RECORDS SUPPLIED:
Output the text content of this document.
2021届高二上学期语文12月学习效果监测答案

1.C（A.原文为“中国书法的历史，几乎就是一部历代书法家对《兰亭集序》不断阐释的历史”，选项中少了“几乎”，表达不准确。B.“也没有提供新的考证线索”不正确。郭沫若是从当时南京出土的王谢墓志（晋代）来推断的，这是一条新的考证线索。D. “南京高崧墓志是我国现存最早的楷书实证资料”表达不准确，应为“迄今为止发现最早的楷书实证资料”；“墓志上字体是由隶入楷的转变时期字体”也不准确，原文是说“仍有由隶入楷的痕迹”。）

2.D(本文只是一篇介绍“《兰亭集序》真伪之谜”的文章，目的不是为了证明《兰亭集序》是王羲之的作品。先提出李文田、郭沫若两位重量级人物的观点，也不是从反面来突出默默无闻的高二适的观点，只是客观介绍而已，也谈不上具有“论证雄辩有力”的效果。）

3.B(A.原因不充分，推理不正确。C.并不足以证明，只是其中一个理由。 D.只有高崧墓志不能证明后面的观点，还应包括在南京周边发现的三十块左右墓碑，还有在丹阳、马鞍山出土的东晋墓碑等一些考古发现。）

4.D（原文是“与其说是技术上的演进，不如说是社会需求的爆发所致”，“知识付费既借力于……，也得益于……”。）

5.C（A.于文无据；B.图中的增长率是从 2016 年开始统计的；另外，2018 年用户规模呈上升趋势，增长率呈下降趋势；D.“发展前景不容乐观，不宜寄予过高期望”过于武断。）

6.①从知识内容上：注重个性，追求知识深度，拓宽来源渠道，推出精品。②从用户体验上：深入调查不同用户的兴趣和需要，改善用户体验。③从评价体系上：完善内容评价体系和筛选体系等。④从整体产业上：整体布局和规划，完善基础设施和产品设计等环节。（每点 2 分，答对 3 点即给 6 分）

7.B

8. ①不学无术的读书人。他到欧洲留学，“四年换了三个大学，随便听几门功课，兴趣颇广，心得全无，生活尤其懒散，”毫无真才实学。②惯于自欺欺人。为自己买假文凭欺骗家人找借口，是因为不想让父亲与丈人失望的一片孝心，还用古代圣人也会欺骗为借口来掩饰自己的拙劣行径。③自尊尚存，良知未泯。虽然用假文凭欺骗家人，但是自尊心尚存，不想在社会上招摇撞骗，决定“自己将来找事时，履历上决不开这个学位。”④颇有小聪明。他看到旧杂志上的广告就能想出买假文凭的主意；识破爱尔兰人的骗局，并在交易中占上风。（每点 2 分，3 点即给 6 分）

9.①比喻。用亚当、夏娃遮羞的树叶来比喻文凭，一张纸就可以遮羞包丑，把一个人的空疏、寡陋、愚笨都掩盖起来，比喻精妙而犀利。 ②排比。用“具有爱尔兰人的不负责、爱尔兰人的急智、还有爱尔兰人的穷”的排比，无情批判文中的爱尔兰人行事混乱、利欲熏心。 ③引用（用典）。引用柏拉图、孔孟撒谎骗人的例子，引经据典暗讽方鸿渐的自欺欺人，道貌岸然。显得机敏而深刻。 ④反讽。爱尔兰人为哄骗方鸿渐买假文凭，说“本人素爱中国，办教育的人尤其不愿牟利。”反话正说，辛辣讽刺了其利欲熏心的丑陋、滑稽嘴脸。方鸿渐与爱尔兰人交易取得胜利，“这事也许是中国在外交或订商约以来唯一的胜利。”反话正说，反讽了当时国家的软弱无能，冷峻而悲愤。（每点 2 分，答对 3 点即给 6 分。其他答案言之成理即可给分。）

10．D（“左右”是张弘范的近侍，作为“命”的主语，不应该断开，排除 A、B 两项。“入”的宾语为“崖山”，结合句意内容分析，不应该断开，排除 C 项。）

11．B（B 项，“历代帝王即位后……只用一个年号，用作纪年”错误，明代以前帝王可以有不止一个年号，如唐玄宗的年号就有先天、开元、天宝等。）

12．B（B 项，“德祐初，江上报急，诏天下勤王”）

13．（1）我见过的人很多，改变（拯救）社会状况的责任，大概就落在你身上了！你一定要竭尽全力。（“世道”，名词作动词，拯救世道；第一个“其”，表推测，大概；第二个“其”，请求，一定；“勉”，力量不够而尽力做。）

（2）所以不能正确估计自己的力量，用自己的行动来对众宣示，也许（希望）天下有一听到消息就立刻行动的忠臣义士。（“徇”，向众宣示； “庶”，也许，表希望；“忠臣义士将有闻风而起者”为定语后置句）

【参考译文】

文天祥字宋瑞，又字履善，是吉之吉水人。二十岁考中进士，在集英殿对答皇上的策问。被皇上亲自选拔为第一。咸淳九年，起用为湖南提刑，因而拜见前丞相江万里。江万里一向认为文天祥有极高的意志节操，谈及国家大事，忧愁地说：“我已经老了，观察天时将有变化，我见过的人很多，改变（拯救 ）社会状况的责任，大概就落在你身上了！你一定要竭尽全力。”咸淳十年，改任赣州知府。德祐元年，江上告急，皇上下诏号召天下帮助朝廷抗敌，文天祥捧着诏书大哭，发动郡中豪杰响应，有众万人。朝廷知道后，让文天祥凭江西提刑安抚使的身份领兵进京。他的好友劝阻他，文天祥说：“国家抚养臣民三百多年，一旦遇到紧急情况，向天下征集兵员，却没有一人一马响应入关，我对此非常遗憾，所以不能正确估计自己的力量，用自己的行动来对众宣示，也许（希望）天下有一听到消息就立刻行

GIVEN PROBLEM:
Your task is to transcribe the material exactly.

ANSWER TO THE PROBLEM:
Output the text content of this document.
2021届高二上学期语文12月学习效果监测答案

1.C（A.原文为“中国书法的历史，几乎就是一部历代书法家对《兰亭集序》不断阐释的历史”，选项中少了“几乎”，表达不准确。B.“也没有提供新的考证线索”不正确。郭沫若是从当时南京出土的王谢墓志（晋代）来推断的，这是一条新的考证线索。D. “南京高崧墓志是我国现存最早的楷书实证资料”表达不准确，应为“迄今为止发现最早的楷书实证资料”；“墓志上字体是由隶入楷的转变时期字体”也不准确，原文是说“仍有由隶入楷的痕迹”。）

2.D(本文只是一篇介绍“《兰亭集序》真伪之谜”的文章，目的不是为了证明《兰亭集序》是王羲之的作品。先提出李文田、郭沫若两位重量级人物的观点，也不是从反面来突出默默无闻的高二适的观点，只是客观介绍而已，也谈不上具有“论证雄辩有力”的效果。）

3.B(A.原因不充分，推理不正确。C.并不足以证明，只是其中一个理由。 D.只有高崧墓志不能证明后面的观点，还应包括在南京周边发现的三十块左右墓碑，还有在丹阳、马鞍山出土的东晋墓碑等一些考古发现。）

4.D（原文是“与其说是技术上的演进，不如说是社会需求的爆发所致”，“知识付费既借力于……，也得益于……”。）

5.C（A.于文无据；B.图中的增长率是从 2016 年开始统计的；另外，2018 年用户规模呈上升趋势，增长率呈下降趋势；D.“发展前景不容乐观，不宜寄予过高期望”过于武断。）

6.①从知识内容上：注重个性，追求知识深度，拓宽来源渠道，推出精品。②从用户体验上：深入调查不同用户的兴趣和需要，改善用户体验。③从评价体系上：完善内容评价体系和筛选体系等。④从整体产业上：整体布局和规划，完善基础设施和产品设计等环节。（每点 2 分，答对 3 点即给 6 分）

7.B

8. ①不学无术的读书人。他到欧洲留学，“四年换了三个大学，随便听几门功课，兴趣颇广，心得全无，生活尤其懒散，”毫无真才实学。②惯于自欺欺人。为自己买假文凭欺骗家人找借口，是因为不想让父亲与丈人失望的一片孝心，还用古代圣人也会欺骗为借口来掩饰自己的拙劣行径。③自尊尚存，良知未泯。虽然用假文凭欺骗家人，但是自尊心尚存，不想在社会上招摇撞骗，决定“自己将来找事时，履历上决不开这个学位。”④颇有小聪明。他看到旧杂志上的广告就能想出买假文凭的主意；识破爱尔兰人的骗局，并在交易中占上风。（每点 2 分，3 点即给 6 分）

9.①比喻。用亚当、夏娃遮羞的树叶来比喻文凭，一张纸就可以遮羞包丑，把一个人的空疏、寡陋、愚笨都掩盖起来，比喻精妙而犀利。 ②排比。用“具有爱尔兰人的不负责、爱尔兰人的急智、还有爱尔兰人的穷”的排比，无情批判文中的爱尔兰人行事混乱、利欲熏心。 ③引用（用典）。引用柏拉图、孔孟撒谎骗人的例子，引经据典暗讽方鸿渐的自欺欺人，道貌岸然。显得机敏而深刻。 ④反讽。爱尔兰人为哄骗方鸿渐买假文凭，说“本人素爱中国，办教育的人尤其不愿牟利。”反话正说，辛辣讽刺了其利欲熏心的丑陋、滑稽嘴脸。方鸿渐与爱尔兰人交易取得胜利，“这事也许是中国在外交或订商约以来唯一的胜利。”反话正说，反讽了当时国家的软弱无能，冷峻而悲愤。（每点 2 分，答对 3 点即给 6 分。其他答案言之成理即可给分。）

10．D（“左右”是张弘范的近侍，作为“命”的主语，不应该断开，排除 A、B 两项。“入”的宾语为“崖山”，结合句意内容分析，不应该断开，排除 C 项。）

11．B（B 项，“历代帝王即位后……只用一个年号，用作纪年”错误，明代以前帝王可以有不止一个年号，如唐玄宗的年号就有先天、开元、天宝等。）

12．B（B 项，“德祐初，江上报急，诏天下勤王”）

13．（1）我见过的人很多，改变（拯救）社会状况的责任，大概就落在你身上了！你一定要竭尽全力。（“世道”，名词作动词，拯救世道；第一个“其”，表推测，大概；第二个“其”，请求，一定；“勉”，力量不够而尽力做。）

（2）所以不能正确估计自己的力量，用自己的行动来对众宣示，也许（希望）天下有一听到消息就立刻行动的忠臣义士。（“徇”，向众宣示； “庶”，也许，表希望；“忠臣义士将有闻风而起者”为定语后置句）

【参考译文】

文天祥字宋瑞，又字履善，是吉之吉水人。二十岁考中进士，在集英殿对答皇上的策问。被皇上亲自选拔为第一。咸淳九年，起用为湖南提刑，因而拜见前丞相江万里。江万里一向认为文天祥有极高的意志节操，谈及国家大事，忧愁地说：“我已经老了，观察天时将有变化，我见过的人很多，改变（拯救 ）社会状况的责任，大概就落在你身上了！你一定要竭尽全力。”咸淳十年，改任赣州知府。德祐元年，江上告急，皇上下诏号召天下帮助朝廷抗敌，文天祥捧着诏书大哭，发动郡中豪杰响应，有众万人。朝廷知道后，让文天祥凭江西提刑安抚使的身份领兵进京。他的好友劝阻他，文天祥说：“国家抚养臣民三百多年，一旦遇到紧急情况，向天下征集兵员，却没有一人一马响应入关，我对此非常遗憾，所以不能正确估计自己的力量，用自己的行动来对众宣示，也许（希望）天下有一听到消息就立刻行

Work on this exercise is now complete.